# Working data:

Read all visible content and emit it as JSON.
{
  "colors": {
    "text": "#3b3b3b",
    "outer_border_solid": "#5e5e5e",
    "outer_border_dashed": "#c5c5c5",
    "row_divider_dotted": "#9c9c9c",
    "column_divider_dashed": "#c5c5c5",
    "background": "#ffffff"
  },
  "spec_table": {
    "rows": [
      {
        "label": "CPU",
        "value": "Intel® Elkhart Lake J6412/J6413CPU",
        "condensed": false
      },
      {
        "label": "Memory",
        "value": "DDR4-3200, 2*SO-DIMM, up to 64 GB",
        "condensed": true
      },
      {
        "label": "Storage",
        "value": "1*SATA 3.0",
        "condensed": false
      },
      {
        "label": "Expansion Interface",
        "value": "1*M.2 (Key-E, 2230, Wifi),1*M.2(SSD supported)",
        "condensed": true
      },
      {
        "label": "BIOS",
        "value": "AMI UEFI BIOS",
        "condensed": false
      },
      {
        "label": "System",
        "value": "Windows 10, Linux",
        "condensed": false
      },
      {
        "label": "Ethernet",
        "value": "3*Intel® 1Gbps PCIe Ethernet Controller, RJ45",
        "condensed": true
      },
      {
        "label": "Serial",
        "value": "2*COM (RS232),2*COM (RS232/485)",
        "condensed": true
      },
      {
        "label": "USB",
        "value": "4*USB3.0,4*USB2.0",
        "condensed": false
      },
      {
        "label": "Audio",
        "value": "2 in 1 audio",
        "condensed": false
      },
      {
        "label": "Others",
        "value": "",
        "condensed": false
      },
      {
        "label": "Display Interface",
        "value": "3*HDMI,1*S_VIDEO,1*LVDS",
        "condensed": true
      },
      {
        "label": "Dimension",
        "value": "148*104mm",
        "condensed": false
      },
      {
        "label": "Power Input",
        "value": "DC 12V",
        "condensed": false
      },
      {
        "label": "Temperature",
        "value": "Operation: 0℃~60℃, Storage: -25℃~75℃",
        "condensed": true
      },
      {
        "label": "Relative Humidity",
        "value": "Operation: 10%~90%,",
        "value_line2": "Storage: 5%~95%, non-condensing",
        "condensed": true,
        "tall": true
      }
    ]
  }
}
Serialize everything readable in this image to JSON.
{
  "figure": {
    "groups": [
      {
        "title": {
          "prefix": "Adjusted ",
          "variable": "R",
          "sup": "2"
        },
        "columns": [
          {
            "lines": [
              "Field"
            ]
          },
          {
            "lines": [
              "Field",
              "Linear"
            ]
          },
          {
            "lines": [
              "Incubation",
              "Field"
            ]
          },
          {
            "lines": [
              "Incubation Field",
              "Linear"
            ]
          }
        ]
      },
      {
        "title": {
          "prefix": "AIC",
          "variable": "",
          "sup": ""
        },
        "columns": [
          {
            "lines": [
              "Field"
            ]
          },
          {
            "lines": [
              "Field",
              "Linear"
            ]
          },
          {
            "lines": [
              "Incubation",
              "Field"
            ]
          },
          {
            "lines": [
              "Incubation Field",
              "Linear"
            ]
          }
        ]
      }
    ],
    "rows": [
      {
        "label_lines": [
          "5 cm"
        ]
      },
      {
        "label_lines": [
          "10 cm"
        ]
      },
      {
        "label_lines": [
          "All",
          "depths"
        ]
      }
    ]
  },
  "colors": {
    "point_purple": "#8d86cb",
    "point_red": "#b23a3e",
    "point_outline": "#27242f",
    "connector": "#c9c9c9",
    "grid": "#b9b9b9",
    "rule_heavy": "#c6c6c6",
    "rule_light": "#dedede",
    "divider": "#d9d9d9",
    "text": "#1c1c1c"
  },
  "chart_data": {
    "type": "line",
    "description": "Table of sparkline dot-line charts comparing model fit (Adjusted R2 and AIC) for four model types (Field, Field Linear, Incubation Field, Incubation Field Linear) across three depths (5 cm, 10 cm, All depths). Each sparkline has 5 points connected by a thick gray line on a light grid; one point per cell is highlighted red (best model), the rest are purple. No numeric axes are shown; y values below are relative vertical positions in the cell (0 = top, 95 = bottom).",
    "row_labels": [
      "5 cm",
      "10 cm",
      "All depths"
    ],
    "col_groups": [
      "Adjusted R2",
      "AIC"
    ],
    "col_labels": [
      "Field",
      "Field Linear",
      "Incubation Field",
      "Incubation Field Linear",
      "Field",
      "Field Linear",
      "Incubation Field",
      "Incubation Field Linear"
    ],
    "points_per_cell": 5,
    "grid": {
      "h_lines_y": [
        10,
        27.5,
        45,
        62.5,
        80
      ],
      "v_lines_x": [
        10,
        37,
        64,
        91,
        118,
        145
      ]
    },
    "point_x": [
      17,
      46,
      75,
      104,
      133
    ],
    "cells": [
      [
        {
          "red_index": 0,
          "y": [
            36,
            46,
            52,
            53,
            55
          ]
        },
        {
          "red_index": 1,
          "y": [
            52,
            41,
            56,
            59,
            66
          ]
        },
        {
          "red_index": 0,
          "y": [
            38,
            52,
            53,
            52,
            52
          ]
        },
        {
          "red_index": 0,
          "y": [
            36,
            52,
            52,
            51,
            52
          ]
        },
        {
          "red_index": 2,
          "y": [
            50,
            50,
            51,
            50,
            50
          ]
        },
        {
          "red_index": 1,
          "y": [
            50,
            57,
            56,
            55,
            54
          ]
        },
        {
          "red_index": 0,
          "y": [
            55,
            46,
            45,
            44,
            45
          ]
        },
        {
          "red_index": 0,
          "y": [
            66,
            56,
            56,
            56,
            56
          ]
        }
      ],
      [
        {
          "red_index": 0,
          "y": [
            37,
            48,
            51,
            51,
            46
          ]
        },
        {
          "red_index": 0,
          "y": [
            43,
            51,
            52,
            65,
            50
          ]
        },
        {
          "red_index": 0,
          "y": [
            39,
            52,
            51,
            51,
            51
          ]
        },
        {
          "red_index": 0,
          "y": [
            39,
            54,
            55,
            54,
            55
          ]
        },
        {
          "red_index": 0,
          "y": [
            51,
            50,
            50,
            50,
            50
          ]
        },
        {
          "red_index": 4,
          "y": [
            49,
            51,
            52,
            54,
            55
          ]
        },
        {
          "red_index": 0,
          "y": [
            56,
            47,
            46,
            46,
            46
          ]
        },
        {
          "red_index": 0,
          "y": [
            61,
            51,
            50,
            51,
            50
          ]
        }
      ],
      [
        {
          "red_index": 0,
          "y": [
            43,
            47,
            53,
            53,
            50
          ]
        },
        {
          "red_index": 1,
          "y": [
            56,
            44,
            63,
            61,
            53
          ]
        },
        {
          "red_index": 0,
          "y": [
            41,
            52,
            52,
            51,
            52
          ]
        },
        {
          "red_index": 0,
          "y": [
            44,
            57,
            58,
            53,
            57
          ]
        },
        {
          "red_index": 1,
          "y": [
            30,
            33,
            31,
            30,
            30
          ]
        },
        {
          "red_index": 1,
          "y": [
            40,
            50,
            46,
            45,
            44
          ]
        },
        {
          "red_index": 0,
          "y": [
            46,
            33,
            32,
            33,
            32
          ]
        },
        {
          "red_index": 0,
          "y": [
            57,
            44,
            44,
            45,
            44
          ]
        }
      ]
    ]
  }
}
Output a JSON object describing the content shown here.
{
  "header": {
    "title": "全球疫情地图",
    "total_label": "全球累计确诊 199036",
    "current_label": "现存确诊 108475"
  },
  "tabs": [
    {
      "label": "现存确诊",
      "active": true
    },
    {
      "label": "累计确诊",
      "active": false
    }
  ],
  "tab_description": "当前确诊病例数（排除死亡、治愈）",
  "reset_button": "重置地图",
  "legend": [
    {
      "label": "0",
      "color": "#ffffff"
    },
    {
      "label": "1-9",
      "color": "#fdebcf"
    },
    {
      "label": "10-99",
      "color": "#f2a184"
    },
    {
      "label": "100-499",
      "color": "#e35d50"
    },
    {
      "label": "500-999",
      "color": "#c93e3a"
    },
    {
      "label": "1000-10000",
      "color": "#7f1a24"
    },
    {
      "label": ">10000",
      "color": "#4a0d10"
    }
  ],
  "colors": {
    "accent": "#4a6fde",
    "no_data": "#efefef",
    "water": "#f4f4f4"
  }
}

# Written instruction:
Filter the entries down to the lines containing "content". Copy each of those lines.

# Result:
Read all visible content and emit it as JSON.
Output a JSON object describing the content shown here.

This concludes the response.